··· Makale ···

Niçin o şekil giyiniyoruz?

Giyinme, bize insanlık tarihi boyunca eşlik eden bir ihtiyacımız. Tıpkı yeme-içme gibi. Kur’ân-ı Kerîm’den öğrendiğimize göre, Hz. Âdem ve Hz. Havva yaratıldıklarında birbirlerinin avret yerlerinin farkında değillerdi. Gözlerinde o mânâda bir perde vardı. Ne zaman ki İblis tarafından aldatılıp yasak olan meyveyi yediler, o zaman gözlerindeki perde kalktı ve avret yerleri birbirlerine göründü. Onlar da yapraklarla kendilerini örttüler.1

Bunu anlatan âyetlerde şüphesiz çok derin mânâlar ve çok ince hakikatlere işaretler var. Bunları bilmekte cahil olduğumdan ifadeden de acizim, ayrıca yazımın konusu da bu değil. Burada dikkatimi çeken ve yorumlanmaya gerek duymayacak kadar açık olduğuna inandığım bir bilgi var. O da insanın giyinme ihtiyacının hayâ duygusuyla bir ilişkisi olduğu. Yaratılan ilk insanların, bedenlerini fark ettikleri o ilk anda bu ihtiyacı duymalarını, o duygunun ne kadar yaratılıştan olduğunu göstermesi bakımından çok önemli görüyorum. Hayâ duygusu ve buna bağlı örtünme, giyinme ihtiyacını ben bir yerde daha görüyorum ve bu gördüğüm bence fıtrî olduğuna ikinci bir delil hükmünde. Bebeklerde… Siz de fark ettiniz mi; bebeklerin yeni doğandan itibaren altları açıldığında bacaklarını nasıl hareket ettirdiğini ve ellerini kontrol edecek kadar büyüdüklerinde üzerlerindeki kıyafeti çekiştirerek avret yerlerini örtmeye çalıştıklarını? Bununla ilgili yapılmış bir çalışma bulamadım, ancak kendi bilgi ve gözlemlerim bana bunun bir sosyal öğrenme olamayacak kadar küçük yaşta ortaya çıktığını söylüyor. Bu da bedenimiz, hiç değilse avret yerlerimiz hakkında sahip olduğumuz hayâ duygusunun çok fıtrî olduğunu ve bunun da giyinme davranışını ortaya çıkardığını gösteriyor.

Kendini yapraklarla saklama davranışı yıllar ve yüzyıllar içerisinde pek çok farklı şekle büründü elbette. Vücutta nerelerin giysiyle örtüldüğü, kabul edilen örtme şeklinin ve tarzının ne olduğu sürekli değişti. Bu değişikliğin en makul olanı hava şartlarının gerektirmesi belki de; zira havanın soğuk olduğu zamanlarda ve bölgelerde insanlar, giysileri vücutlarını örtmekten farklı bir amaçla, vücutlarını sıcak tutmak için de kullanırlar. Ya da zaman içerisinde vücutlarını ısıtmak için kullandıkları araçları giysiye dönüştürmüş de olabilirler, bilemiyorum.

···

Yapılacak İş: Giyinme ihtiyacını ele alan yazıyı son cümlesinin ardından sürdürün.

··· Sağlanan Veriler ···

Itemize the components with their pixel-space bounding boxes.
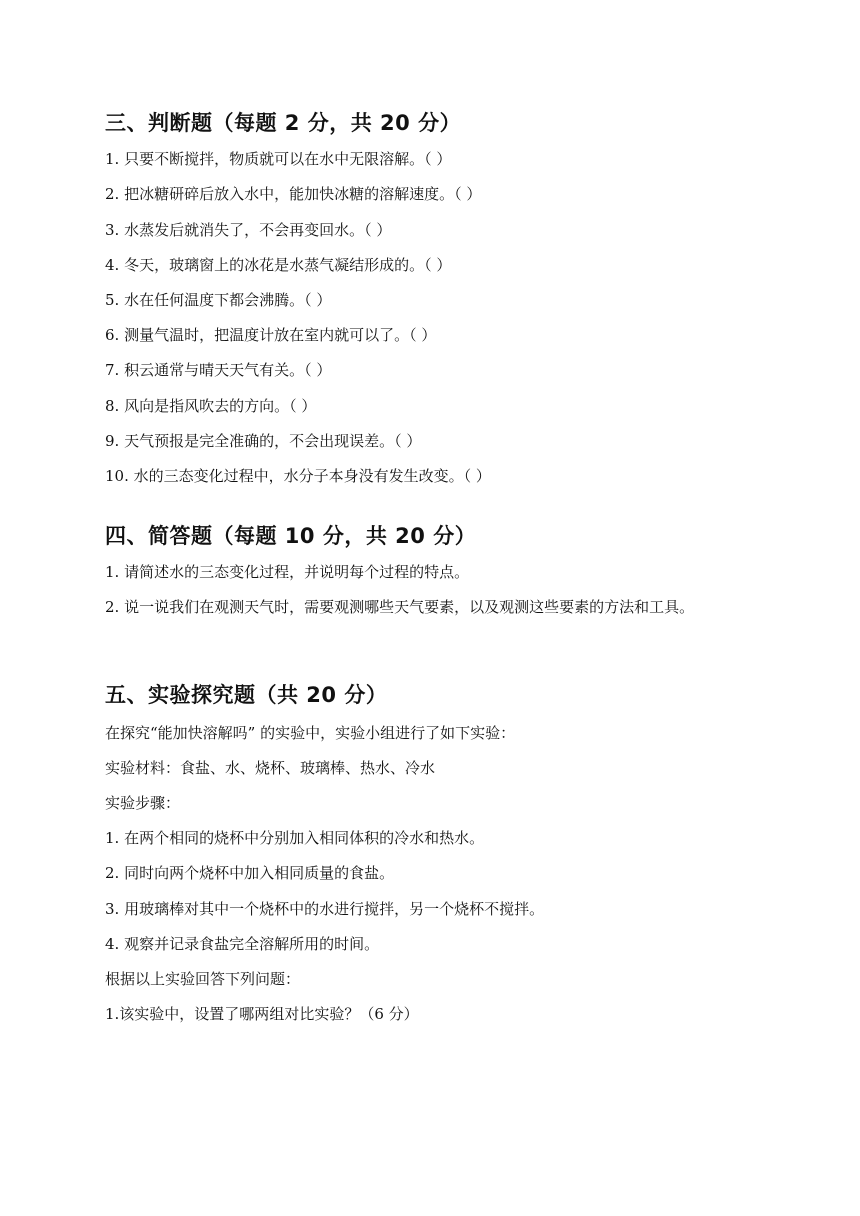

···

Yazılı Yanıt:
Kullanılan malzemenin meydana getirdiği çeşitlilik de yine mantıklı bir sebep. Öyle ya, bir bölgede çokça hayvan bulunuyor ve ondan elde edilen yün ile kıyafet üretebiliyorsa, insanlar elbette onu tercih ederler. Başka bir yerde o kadar hayvan bulunmuyor, ama pamuk diye bir bitki çokça yetişiyorsa pamuktan giysi üretmek mecburiyetinde kalırlar. Şu zamanda biz, istediğimiz herhangi bir çeşit kumaştan kıyafete kolaylıkla ulaşabildiğimiz için bunu bir zorunluluk olarak isimlendirmek şaşırtıcı gelebilir. Sahi, düşününce size de garip gelmiyor mu, mesela yaşadığımız bölgede hiç bulunmayan ya da az bulunup giyimden başka bir ihtiyaç için kullanılması daha elzem olan bir malzemeden üretilmiş kıyafetleri, daha kolay ve az maliyetle ulaşılabilir diğerine tercih ediyor olmamız?

Beni şaşırtan bir diğer şey de şu; bizden önce yaşayanların hiç giymediği şekilde, belki bulunduğumuz coğrafyadan çok uzaklardaki bir krallıkta yüzyıllar önce yaşamış insanların giyindiği -belki o bile değil- şekil ve tarzda giyiniyor olmamız. Bunu neden yapıyoruz?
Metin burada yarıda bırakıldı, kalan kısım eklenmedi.